Page text -
---------------

Code: | EBE0142 | Acronym: | ISBI |
Keywords | |
---|---|
Classification | Keyword |
OFICIAL | Biomedical Engineering |
Active? | Yes |
Responsible unit: | Department of Metallurgical and Materials Engineering |
Course/CS Responsible: | Master in Bioengineering |
Acronym | No. of Students | Study Plan | Curricular Years | Credits UCN | Credits ECTS | Contact hours | Total Time |
---|---|---|---|---|---|---|---|
MEB | 7 | Syllabus | 1 | - | 6 | 70 | 162 |
MIB | 42 | Syllabus | 3 | - | 6 | 70 | 162 |
Objectives - The main aim of the course is to provide scientific tools required to understand various types of interactions that take place between cells and tissues and their natural and artificial environments. The interfaces between cells and extra-cellular matrix (ECM), and cells and ECM with medical devices are important examples of biological interfaces.
Topography, chemical composition and mechanical properties of surfaces influence decisively the behaviour of various types of cells, including stem cells. This is of great relevance in the application of biomaterials, including in biosensors, various types of implants (orthopaedic, dental, cardiovascular, etc) and in regenerative therapies. Hence, one of the purposes of the course will be to explain how cell adhesion, proliferation and differentiation may be affected by the above properties.

---------------

Data shown -
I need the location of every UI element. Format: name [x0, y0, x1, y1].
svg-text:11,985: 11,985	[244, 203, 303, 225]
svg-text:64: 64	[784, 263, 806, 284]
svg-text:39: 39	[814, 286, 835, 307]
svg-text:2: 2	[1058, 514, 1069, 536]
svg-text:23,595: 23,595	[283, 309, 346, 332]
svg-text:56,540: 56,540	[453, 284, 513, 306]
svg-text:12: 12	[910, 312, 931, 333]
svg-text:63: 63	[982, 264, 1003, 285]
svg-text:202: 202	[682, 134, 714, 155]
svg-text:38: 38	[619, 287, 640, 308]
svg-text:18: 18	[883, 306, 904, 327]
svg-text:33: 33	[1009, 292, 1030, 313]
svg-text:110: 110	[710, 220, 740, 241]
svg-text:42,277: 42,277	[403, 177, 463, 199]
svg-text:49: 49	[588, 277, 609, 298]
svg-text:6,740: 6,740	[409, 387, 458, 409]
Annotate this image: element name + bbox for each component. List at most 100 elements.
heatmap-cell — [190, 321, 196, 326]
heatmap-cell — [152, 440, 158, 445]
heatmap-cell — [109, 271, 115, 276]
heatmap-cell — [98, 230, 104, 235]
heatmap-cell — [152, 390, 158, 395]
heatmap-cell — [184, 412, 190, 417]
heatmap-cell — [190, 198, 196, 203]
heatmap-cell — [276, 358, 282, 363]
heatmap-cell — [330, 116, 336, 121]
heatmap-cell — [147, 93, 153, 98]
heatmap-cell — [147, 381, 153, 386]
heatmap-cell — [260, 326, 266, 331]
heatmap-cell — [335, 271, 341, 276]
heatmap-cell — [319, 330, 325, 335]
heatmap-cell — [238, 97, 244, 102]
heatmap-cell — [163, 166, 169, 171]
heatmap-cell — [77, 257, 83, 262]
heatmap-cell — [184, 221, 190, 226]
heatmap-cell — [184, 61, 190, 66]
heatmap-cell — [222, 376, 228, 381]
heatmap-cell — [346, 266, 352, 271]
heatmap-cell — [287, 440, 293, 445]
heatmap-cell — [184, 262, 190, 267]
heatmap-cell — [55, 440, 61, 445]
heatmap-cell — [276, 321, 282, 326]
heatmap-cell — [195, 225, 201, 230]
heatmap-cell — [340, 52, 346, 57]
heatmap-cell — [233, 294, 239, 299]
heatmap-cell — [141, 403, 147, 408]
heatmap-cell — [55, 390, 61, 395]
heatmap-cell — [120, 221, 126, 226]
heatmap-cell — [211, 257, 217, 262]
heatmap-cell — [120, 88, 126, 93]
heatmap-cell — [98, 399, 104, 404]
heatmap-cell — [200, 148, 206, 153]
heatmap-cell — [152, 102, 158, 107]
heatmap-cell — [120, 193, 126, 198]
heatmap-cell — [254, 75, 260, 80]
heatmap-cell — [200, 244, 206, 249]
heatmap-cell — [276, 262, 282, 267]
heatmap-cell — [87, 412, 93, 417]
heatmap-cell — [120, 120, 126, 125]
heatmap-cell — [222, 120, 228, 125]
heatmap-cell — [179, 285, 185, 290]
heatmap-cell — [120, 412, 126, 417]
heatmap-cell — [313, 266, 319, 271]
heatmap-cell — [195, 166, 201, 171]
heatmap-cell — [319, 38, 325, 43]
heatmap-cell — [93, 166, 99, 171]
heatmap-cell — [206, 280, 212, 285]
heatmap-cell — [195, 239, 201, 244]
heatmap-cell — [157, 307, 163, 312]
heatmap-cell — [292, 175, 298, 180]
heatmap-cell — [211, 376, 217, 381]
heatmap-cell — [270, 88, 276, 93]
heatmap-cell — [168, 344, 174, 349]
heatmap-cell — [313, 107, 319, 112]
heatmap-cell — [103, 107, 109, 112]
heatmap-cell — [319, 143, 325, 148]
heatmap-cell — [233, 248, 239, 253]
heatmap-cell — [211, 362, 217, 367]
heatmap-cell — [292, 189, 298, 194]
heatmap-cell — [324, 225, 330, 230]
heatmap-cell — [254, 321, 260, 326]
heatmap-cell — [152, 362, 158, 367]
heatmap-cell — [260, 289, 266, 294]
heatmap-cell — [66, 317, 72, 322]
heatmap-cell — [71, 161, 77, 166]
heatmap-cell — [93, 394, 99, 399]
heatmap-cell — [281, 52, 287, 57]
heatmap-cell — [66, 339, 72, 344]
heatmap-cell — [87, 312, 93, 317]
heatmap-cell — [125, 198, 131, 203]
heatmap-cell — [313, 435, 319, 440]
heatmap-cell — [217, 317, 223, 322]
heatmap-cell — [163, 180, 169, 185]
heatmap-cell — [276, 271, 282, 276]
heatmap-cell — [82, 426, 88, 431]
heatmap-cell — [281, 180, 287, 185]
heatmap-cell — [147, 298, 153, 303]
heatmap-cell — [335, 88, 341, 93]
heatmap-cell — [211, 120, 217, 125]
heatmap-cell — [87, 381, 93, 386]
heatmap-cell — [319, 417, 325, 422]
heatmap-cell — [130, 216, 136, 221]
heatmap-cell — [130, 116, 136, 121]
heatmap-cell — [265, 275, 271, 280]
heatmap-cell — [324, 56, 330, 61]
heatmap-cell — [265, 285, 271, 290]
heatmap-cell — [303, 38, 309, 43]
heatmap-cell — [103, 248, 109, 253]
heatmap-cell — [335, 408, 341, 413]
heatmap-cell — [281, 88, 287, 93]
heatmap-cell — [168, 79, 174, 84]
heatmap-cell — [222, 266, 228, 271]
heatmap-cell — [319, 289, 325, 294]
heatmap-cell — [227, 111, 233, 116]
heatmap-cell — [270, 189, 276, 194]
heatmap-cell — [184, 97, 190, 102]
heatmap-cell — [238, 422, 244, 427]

---------------

To do -
a) Print the part of the course description that opens with the words containing "Code: | EBE0142" and closes with "of biological interfaces.".
b) Continue the course description on biological interfaces from the point where it stops.
Nothing in the rows is needed here.

Answers to this exercise -
a)
Code: | EBE0142 | Acronym: | ISBI |
Keywords | |
---|---|
Classification | Keyword |
OFICIAL | Biomedical Engineering |
Active? | Yes |
Responsible unit: | Department of Metallurgical and Materials Engineering |
Course/CS Responsible: | Master in Bioengineering |
Acronym | No. of Students | Study Plan | Curricular Years | Credits UCN | Credits ECTS | Contact hours | Total Time |
---|---|---|---|---|---|---|---|
MEB | 7 | Syllabus | 1 | - | 6 | 70 | 162 |
MIB | 42 | Syllabus | 3 | - | 6 | 70 | 162 |
Objectives - The main aim of the course is to provide scientific tools required to understand various types of interactions that take place between cells and tissues and their natural and artificial environments. The interfaces between cells and extra-cellular matrix (ECM), and cells and ECM with medical devices are important examples of biological interfaces.

b)
The type, surface density, conformation and renewal of proteins adsorbed onto a surface play a critical role in its behaviour. Thus, the protein-biomaterial interface has to be understood and observed in detail. The physical chemistry of these interfaces, where the presence of water is of fundamental importance, will be covered.
Radical modifications in the behaviour of solid-liquid and biomaterial-cell interfaces may be introduced by manipulating surfaces and materials at the nanoscale. Examples of nanotechnologies applied to modify essential features of biological interfaces (e.g. hydrophobicity, inhibition or promotion of cell adhesion and guided cell growth) will be given.
Characterization of surfaces and their interactions will biological environments (including fluids, cells and tissues) is of great importance in all the above processes. Therefore, special tools are required for observation and quantification of changes taking place at the interface between a material and its bioenvironment. Some of those tools and the physical and chemical principles in which they are based will be presented in the course. Atomic force microscopy (including molecular recognition force microscopy), elipsometry, zeta potential measurements, contact angle and interfacial energy determinations, surface analysis (e.g. X-ray photoelectron spectroscopy - XPS), and quartz crystal microbalance will be covered.
Skills and learning outcomes: Develop knowledge and capacities in principles, concepts and methods applicable to explain, evaluate and modify the interplay between natural and artificial surfaces/substrates and their biological environment.
1. Physical chemistry of interfaces
Surface energy (interfacial energies, contact angle, wetability, superhydrophobicity)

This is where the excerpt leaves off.